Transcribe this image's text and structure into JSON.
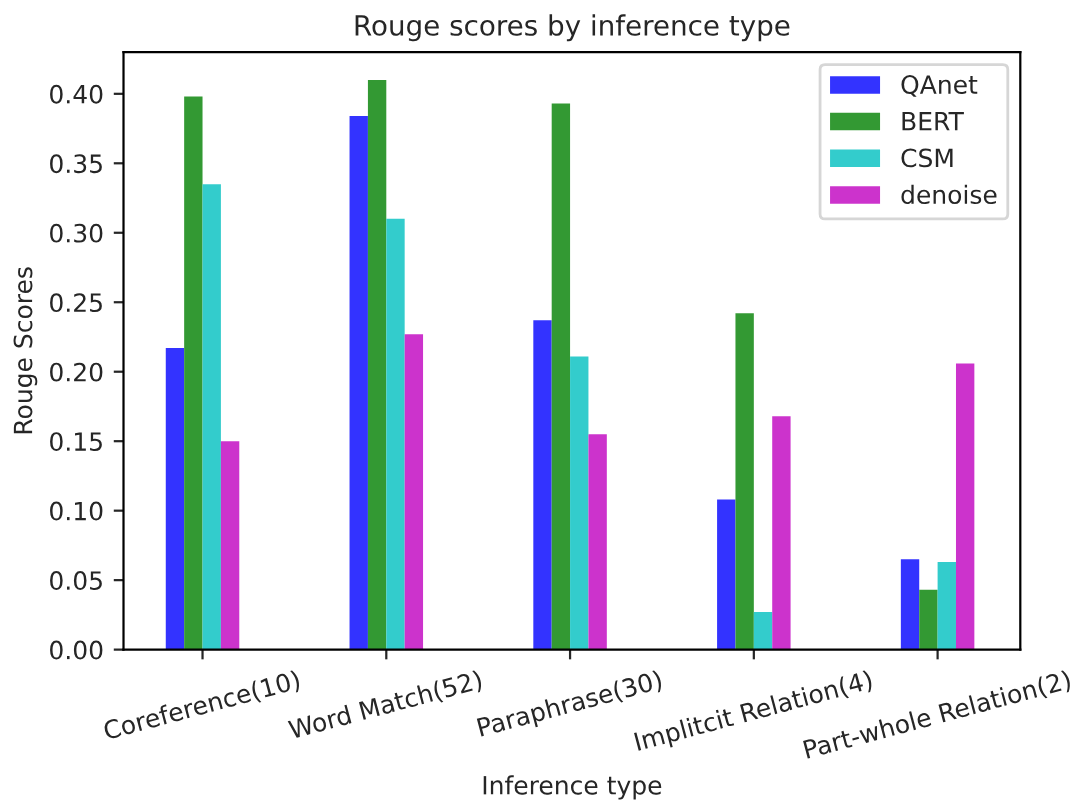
{
  "chart_data": {
    "type": "bar",
    "title": "Rouge scores by inference type",
    "xlabel": "Inference type",
    "ylabel": "Rouge Scores",
    "categories": [
      "Coreference(10)",
      "Word Match(52)",
      "Paraphrase(30)",
      "Implitcit Relation(4)",
      "Part-whole Relation(2)"
    ],
    "series": [
      {
        "name": "QAnet",
        "color": "#3333ff",
        "values": [
          0.217,
          0.384,
          0.237,
          0.108,
          0.065
        ]
      },
      {
        "name": "BERT",
        "color": "#339933",
        "values": [
          0.398,
          0.41,
          0.393,
          0.242,
          0.043
        ]
      },
      {
        "name": "CSM",
        "color": "#33cccc",
        "values": [
          0.335,
          0.31,
          0.211,
          0.027,
          0.063
        ]
      },
      {
        "name": "denoise",
        "color": "#cc33cc",
        "values": [
          0.15,
          0.227,
          0.155,
          0.168,
          0.206
        ]
      }
    ],
    "ylim": [
      0,
      0.43
    ],
    "yticks": [
      {
        "value": 0,
        "label": "0.00"
      },
      {
        "value": 0.05,
        "label": "0.05"
      },
      {
        "value": 0.1,
        "label": "0.10"
      },
      {
        "value": 0.15,
        "label": "0.15"
      },
      {
        "value": 0.2,
        "label": "0.20"
      },
      {
        "value": 0.25,
        "label": "0.25"
      },
      {
        "value": 0.3,
        "label": "0.30"
      },
      {
        "value": 0.35,
        "label": "0.35"
      },
      {
        "value": 0.4,
        "label": "0.40"
      }
    ],
    "legend": "top right",
    "grid": false
  }
}
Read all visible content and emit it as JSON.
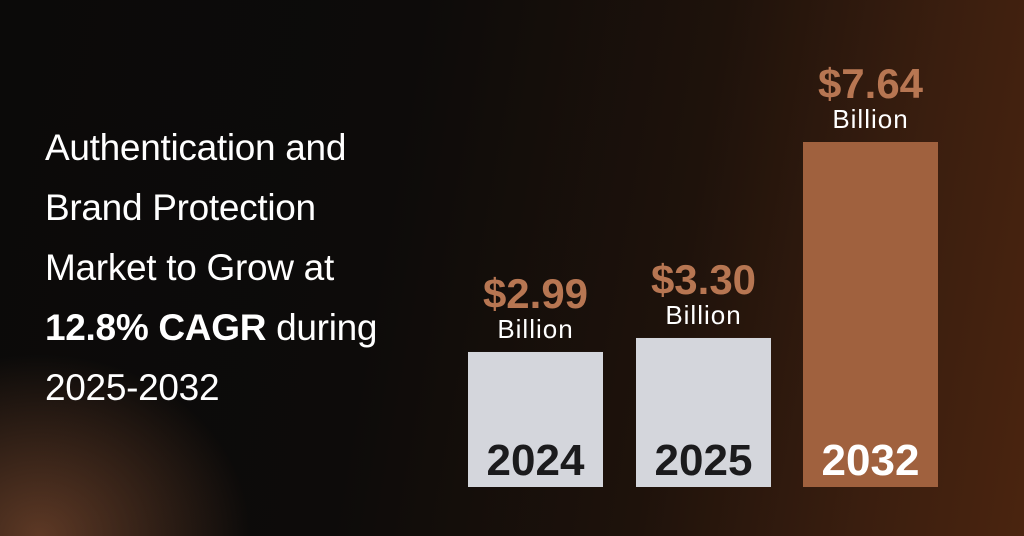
{
  "headline": {
    "line1": "Authentication and",
    "line2": "Brand Protection",
    "line3": "Market to Grow at",
    "line4_strong": "12.8% CAGR",
    "line4_rest": " during",
    "line5": "2025-2032"
  },
  "colors": {
    "accent": "#a0613e",
    "light_bar": "#d4d6dc",
    "year_dark": "#1b1b1d",
    "value_text": "#b77652",
    "unit_text": "#ffffff"
  },
  "chart_data": {
    "type": "bar",
    "categories": [
      "2024",
      "2025",
      "2032"
    ],
    "values": [
      2.99,
      3.3,
      7.64
    ],
    "value_labels": [
      "$2.99",
      "$3.30",
      "$7.64"
    ],
    "unit_label": "Billion",
    "highlight_index": 2,
    "title": "",
    "xlabel": "",
    "ylabel": ""
  }
}
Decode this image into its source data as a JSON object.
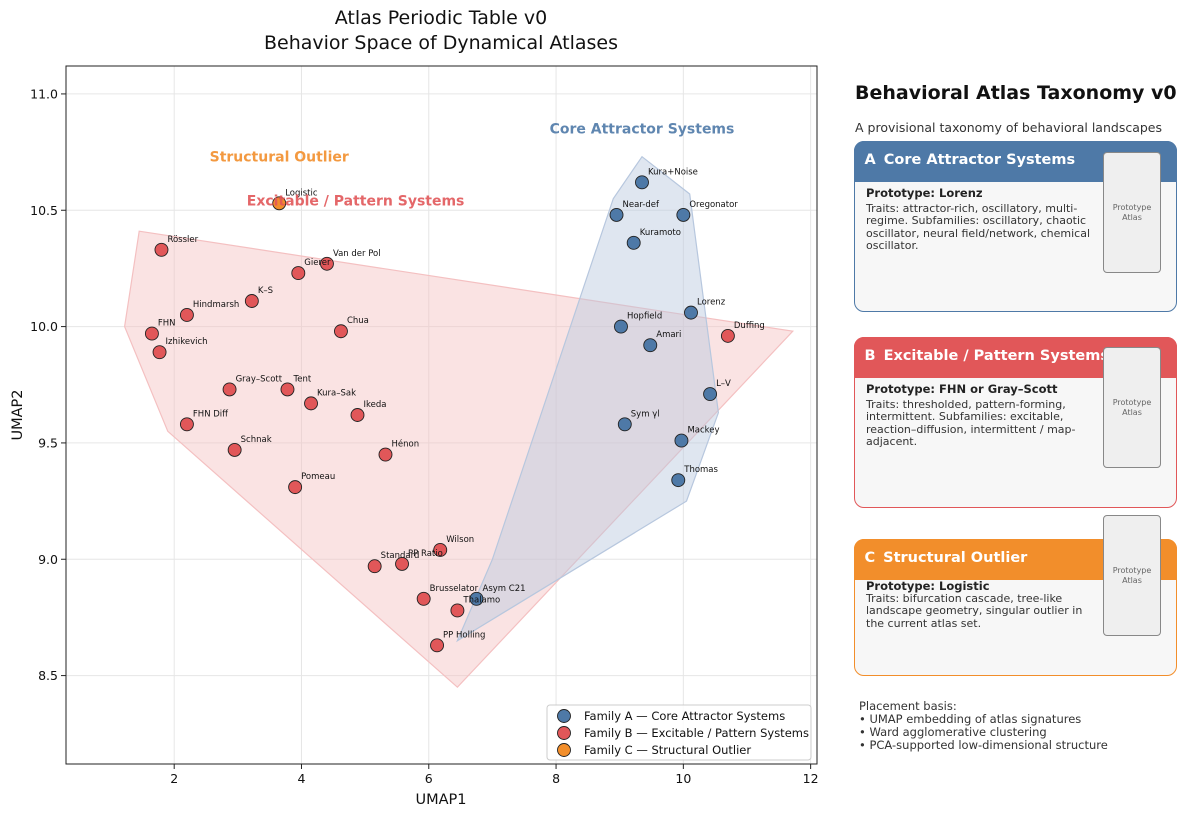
{
  "chart_data": {
    "type": "scatter",
    "title": "Atlas Periodic Table v0",
    "subtitle": "Behavior Space of Dynamical Atlases",
    "xlabel": "UMAP1",
    "ylabel": "UMAP2",
    "xlim": [
      0.3,
      12.1
    ],
    "ylim": [
      8.12,
      11.12
    ],
    "xticks": [
      2,
      4,
      6,
      8,
      10,
      12
    ],
    "yticks": [
      8.5,
      9.0,
      9.5,
      10.0,
      10.5,
      11.0
    ],
    "grid": true,
    "legend_position": "bottom-right",
    "series": [
      {
        "name": "Family A — Core Attractor Systems",
        "color": "#4e79a7",
        "hull_color": "#b7c7de",
        "region_label": "Core Attractor Systems",
        "region_label_pos": [
          9.35,
          10.83
        ],
        "hull": [
          [
            9.35,
            10.73
          ],
          [
            10.1,
            10.57
          ],
          [
            10.55,
            9.63
          ],
          [
            10.05,
            9.25
          ],
          [
            6.45,
            8.65
          ],
          [
            7.0,
            9.0
          ],
          [
            8.9,
            10.55
          ]
        ],
        "points": [
          {
            "label": "Kura+Noise",
            "x": 9.35,
            "y": 10.62
          },
          {
            "label": "Near-def",
            "x": 8.95,
            "y": 10.48
          },
          {
            "label": "Oregonator",
            "x": 10.0,
            "y": 10.48
          },
          {
            "label": "Kuramoto",
            "x": 9.22,
            "y": 10.36
          },
          {
            "label": "Lorenz",
            "x": 10.12,
            "y": 10.06
          },
          {
            "label": "Hopfield",
            "x": 9.02,
            "y": 10.0
          },
          {
            "label": "Amari",
            "x": 9.48,
            "y": 9.92
          },
          {
            "label": "L–V",
            "x": 10.42,
            "y": 9.71
          },
          {
            "label": "Sym γl",
            "x": 9.08,
            "y": 9.58
          },
          {
            "label": "Mackey",
            "x": 9.97,
            "y": 9.51
          },
          {
            "label": "Thomas",
            "x": 9.92,
            "y": 9.34
          },
          {
            "label": "Asym C21",
            "x": 6.75,
            "y": 8.83
          }
        ]
      },
      {
        "name": "Family B — Excitable / Pattern Systems",
        "color": "#e15759",
        "hull_color": "#f4c0c1",
        "region_label": "Excitable / Pattern Systems",
        "region_label_pos": [
          4.85,
          10.52
        ],
        "hull": [
          [
            1.45,
            10.41
          ],
          [
            11.72,
            9.98
          ],
          [
            6.45,
            8.45
          ],
          [
            1.9,
            9.55
          ],
          [
            1.22,
            10.0
          ]
        ],
        "points": [
          {
            "label": "Rössler",
            "x": 1.8,
            "y": 10.33
          },
          {
            "label": "Van der Pol",
            "x": 4.4,
            "y": 10.27
          },
          {
            "label": "Gierer",
            "x": 3.95,
            "y": 10.23
          },
          {
            "label": "K–S",
            "x": 3.22,
            "y": 10.11
          },
          {
            "label": "Hindmarsh",
            "x": 2.2,
            "y": 10.05
          },
          {
            "label": "FHN",
            "x": 1.65,
            "y": 9.97
          },
          {
            "label": "Chua",
            "x": 4.62,
            "y": 9.98
          },
          {
            "label": "Duffing",
            "x": 10.7,
            "y": 9.96
          },
          {
            "label": "Izhikevich",
            "x": 1.77,
            "y": 9.89
          },
          {
            "label": "Gray–Scott",
            "x": 2.87,
            "y": 9.73
          },
          {
            "label": "Tent",
            "x": 3.78,
            "y": 9.73
          },
          {
            "label": "Kura–Sak",
            "x": 4.15,
            "y": 9.67
          },
          {
            "label": "Ikeda",
            "x": 4.88,
            "y": 9.62
          },
          {
            "label": "FHN Diff",
            "x": 2.2,
            "y": 9.58
          },
          {
            "label": "Schnak",
            "x": 2.95,
            "y": 9.47
          },
          {
            "label": "Hénon",
            "x": 5.32,
            "y": 9.45
          },
          {
            "label": "Pomeau",
            "x": 3.9,
            "y": 9.31
          },
          {
            "label": "Wilson",
            "x": 6.18,
            "y": 9.04
          },
          {
            "label": "Standard",
            "x": 5.15,
            "y": 8.97
          },
          {
            "label": "PP Ratio",
            "x": 5.58,
            "y": 8.98
          },
          {
            "label": "Brusselator",
            "x": 5.92,
            "y": 8.83
          },
          {
            "label": "Thalamo",
            "x": 6.45,
            "y": 8.78
          },
          {
            "label": "PP Holling",
            "x": 6.13,
            "y": 8.63
          }
        ]
      },
      {
        "name": "Family C — Structural Outlier",
        "color": "#f28e2b",
        "region_label": "Structural Outlier",
        "region_label_pos": [
          3.65,
          10.71
        ],
        "points": [
          {
            "label": "Logistic",
            "x": 3.65,
            "y": 10.53
          }
        ]
      }
    ]
  },
  "taxonomy": {
    "title": "Behavioral Atlas Taxonomy v0",
    "subtitle": "A provisional taxonomy of behavioral landscapes",
    "families": [
      {
        "letter": "A",
        "name": "Core Attractor Systems",
        "color": "#4e79a7",
        "prototype": "Prototype: Lorenz",
        "body": "Traits: attractor-rich, oscillatory, multi-regime. Subfamilies: oscillatory, chaotic oscillator, neural field/network, chemical oscillator.",
        "thumb_label": "Prototype Atlas"
      },
      {
        "letter": "B",
        "name": "Excitable / Pattern Systems",
        "color": "#e15759",
        "prototype": "Prototype: FHN or Gray–Scott",
        "body": "Traits: thresholded, pattern-forming, intermittent. Subfamilies: excitable, reaction–diffusion, intermittent / map-adjacent.",
        "thumb_label": "Prototype Atlas"
      },
      {
        "letter": "C",
        "name": "Structural Outlier",
        "color": "#f28e2b",
        "prototype": "Prototype: Logistic",
        "body": "Traits: bifurcation cascade, tree-like landscape geometry, singular outlier in the current atlas set.",
        "thumb_label": "Prototype Atlas"
      }
    ],
    "basis_title": "Placement basis:",
    "basis_items": [
      "• UMAP embedding of atlas signatures",
      "• Ward agglomerative clustering",
      "• PCA-supported low-dimensional structure"
    ]
  }
}
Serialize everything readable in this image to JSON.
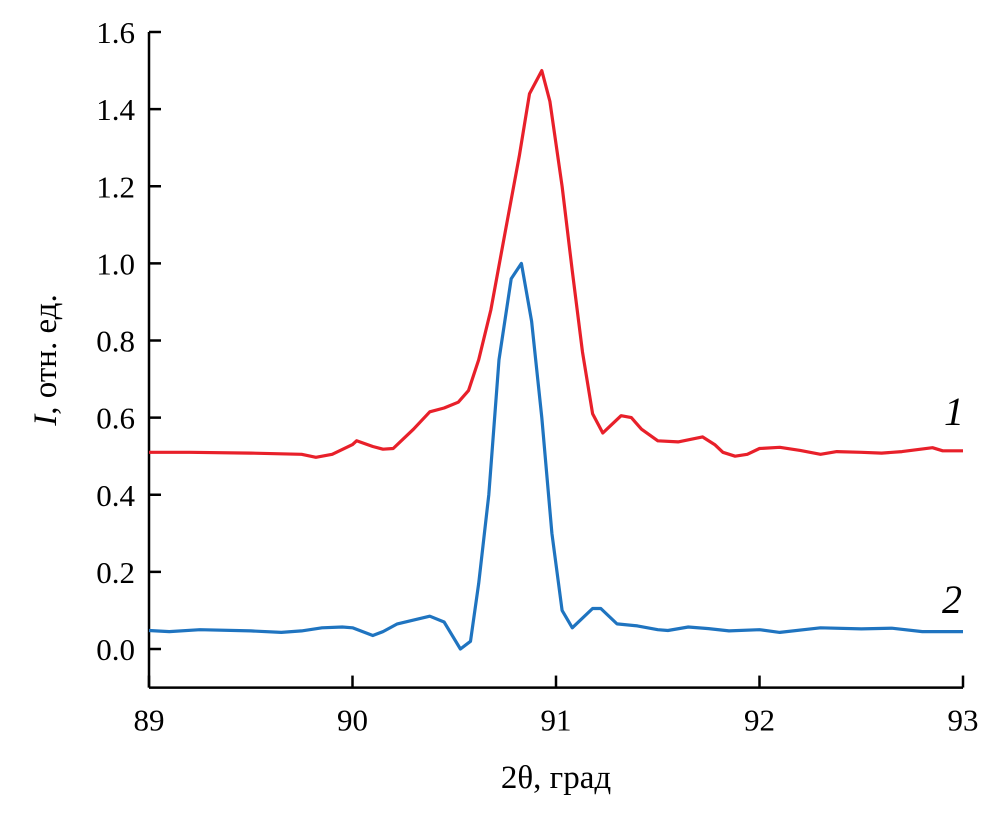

=-=-=

WHAT THE TASK ASKS: From the entries above, copy every line that holds the word "xlabel".

RESPONSE TO THE EXERCISE:
    "xlabel": "Inference type",
    "xlabel": "",
    "xlabel": "UMAP1",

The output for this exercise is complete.